Written instruction: Carry none of the pictures over; set down the material below exactly.
================
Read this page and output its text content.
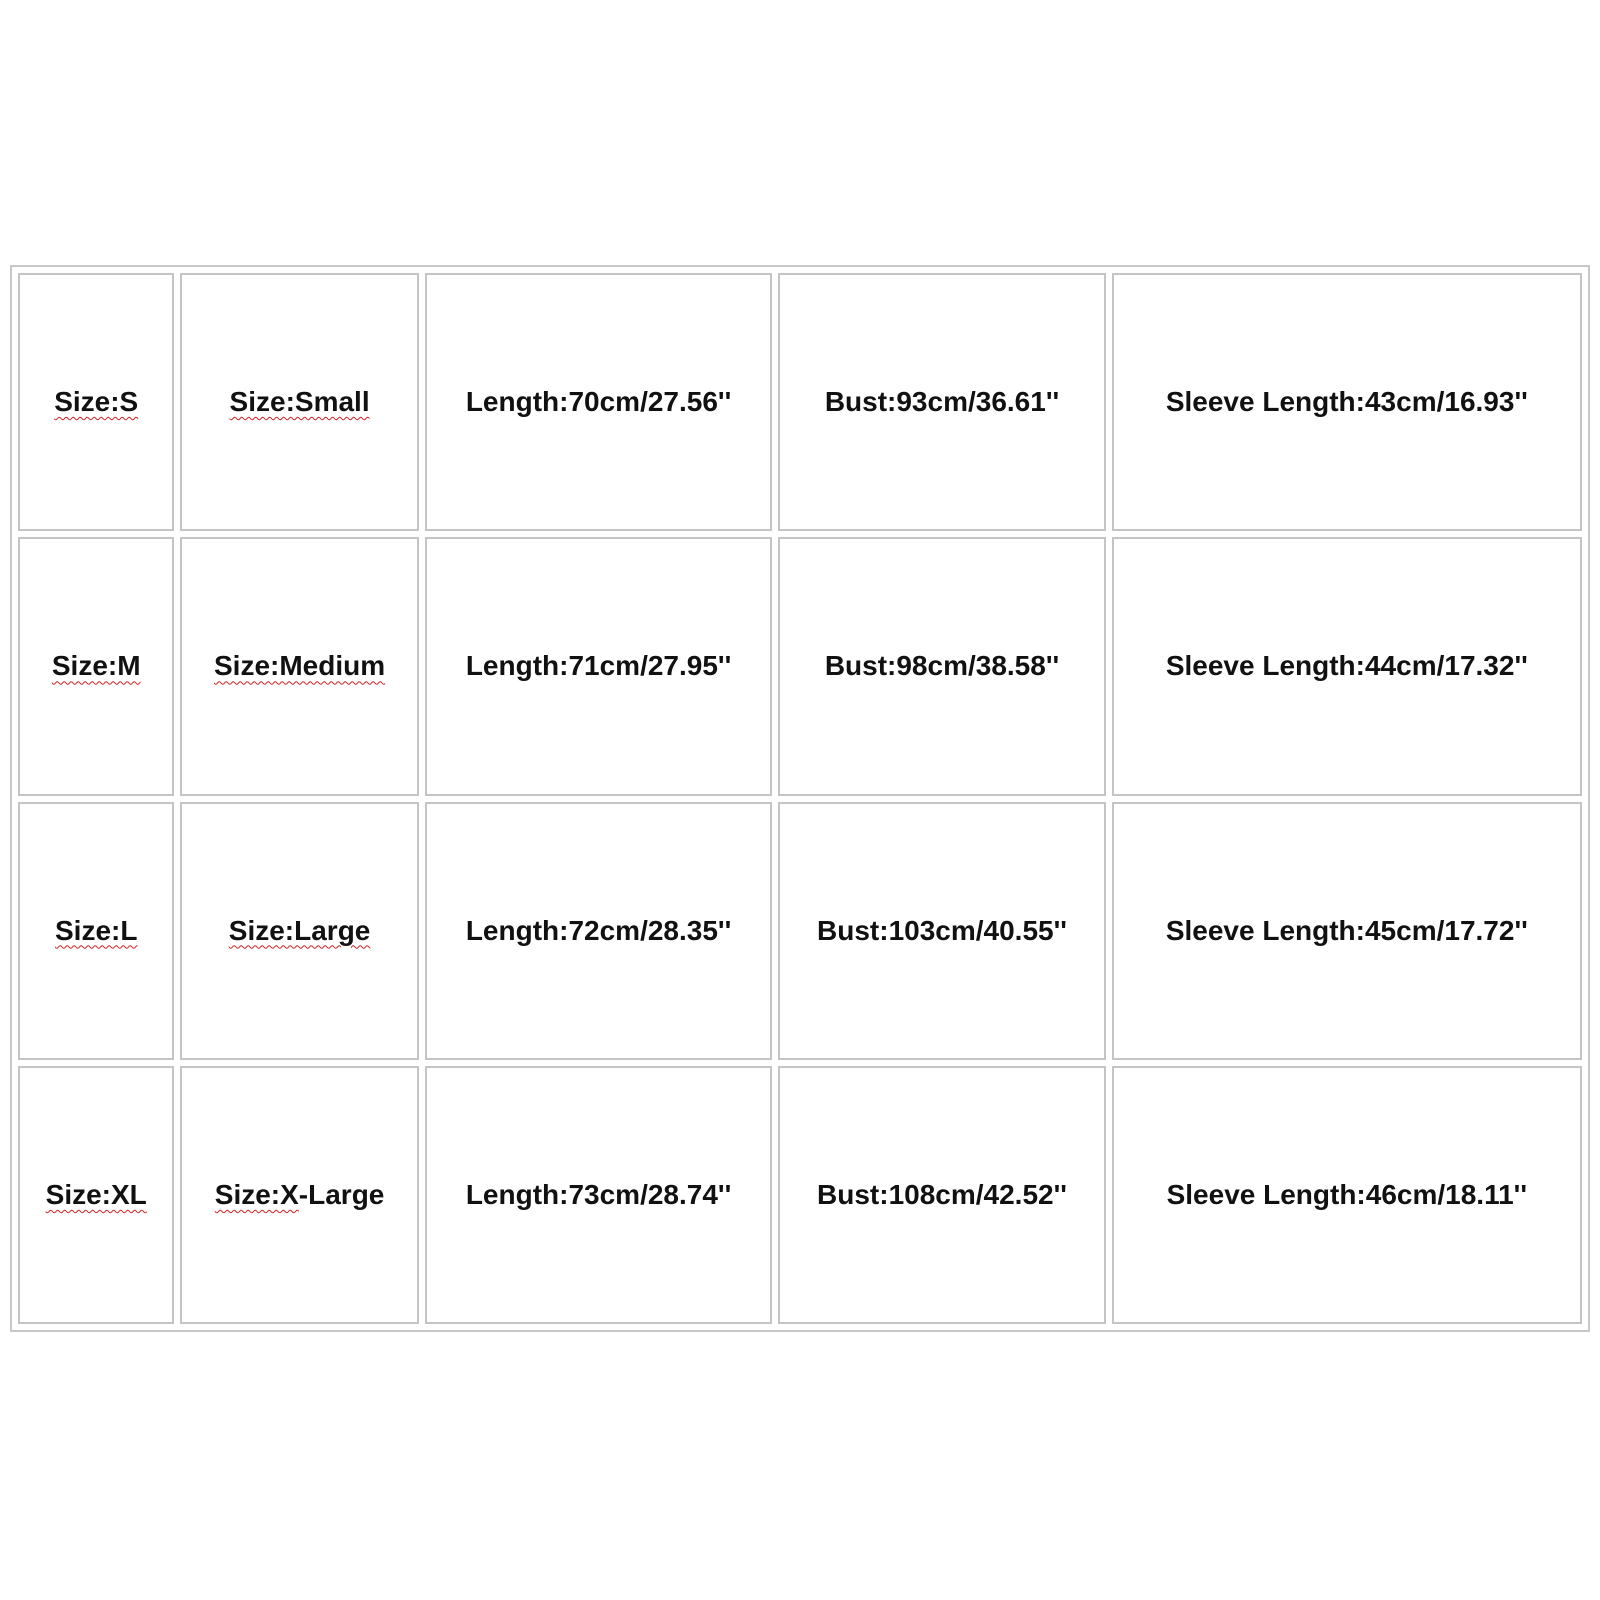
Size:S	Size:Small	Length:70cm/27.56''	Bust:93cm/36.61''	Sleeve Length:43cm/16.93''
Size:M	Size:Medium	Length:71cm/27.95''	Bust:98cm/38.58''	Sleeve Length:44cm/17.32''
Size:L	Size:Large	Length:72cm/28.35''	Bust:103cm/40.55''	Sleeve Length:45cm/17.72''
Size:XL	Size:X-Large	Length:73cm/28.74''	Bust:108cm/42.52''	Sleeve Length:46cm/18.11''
================
Task solution:
Read this page and output its text content.
Size:S	Size:Small	Length:70cm/27.56''	Bust:93cm/36.61''	Sleeve Length:43cm/16.93''
Size:M	Size:Medium	Length:71cm/27.95''	Bust:98cm/38.58''	Sleeve Length:44cm/17.32''
Size:L	Size:Large	Length:72cm/28.35''	Bust:103cm/40.55''	Sleeve Length:45cm/17.72''
Size:XL	Size:X-Large	Length:73cm/28.74''	Bust:108cm/42.52''	Sleeve Length:46cm/18.11''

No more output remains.